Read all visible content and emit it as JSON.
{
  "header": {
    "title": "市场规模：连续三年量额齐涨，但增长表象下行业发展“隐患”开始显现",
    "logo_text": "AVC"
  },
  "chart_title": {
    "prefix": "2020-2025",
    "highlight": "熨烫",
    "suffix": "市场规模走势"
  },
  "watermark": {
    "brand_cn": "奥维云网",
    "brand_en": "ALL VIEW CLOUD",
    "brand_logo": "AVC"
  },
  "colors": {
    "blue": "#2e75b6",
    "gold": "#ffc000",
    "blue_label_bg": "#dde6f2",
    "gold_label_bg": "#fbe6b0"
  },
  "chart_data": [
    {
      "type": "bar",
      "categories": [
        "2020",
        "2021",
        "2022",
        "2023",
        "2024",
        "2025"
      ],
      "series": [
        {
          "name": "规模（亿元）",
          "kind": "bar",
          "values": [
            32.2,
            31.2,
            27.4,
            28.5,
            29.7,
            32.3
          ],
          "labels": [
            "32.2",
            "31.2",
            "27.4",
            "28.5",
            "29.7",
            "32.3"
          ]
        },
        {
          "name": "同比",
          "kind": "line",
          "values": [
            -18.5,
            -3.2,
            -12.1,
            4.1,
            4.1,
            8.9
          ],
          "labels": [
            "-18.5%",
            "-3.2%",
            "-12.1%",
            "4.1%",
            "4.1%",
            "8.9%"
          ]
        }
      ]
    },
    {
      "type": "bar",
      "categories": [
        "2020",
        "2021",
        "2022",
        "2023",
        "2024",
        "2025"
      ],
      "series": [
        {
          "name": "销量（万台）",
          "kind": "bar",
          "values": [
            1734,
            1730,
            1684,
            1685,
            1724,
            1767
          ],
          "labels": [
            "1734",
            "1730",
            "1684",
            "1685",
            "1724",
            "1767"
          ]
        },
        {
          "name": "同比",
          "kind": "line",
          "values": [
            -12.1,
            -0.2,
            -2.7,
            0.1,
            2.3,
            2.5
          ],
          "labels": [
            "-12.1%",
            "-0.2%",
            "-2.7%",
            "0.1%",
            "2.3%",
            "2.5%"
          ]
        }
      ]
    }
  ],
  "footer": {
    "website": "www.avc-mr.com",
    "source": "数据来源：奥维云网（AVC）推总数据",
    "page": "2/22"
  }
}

## [Problem details]
Work out how many lines of the data above hold the word "奥维云网", and write only the count.

## [Reply]
2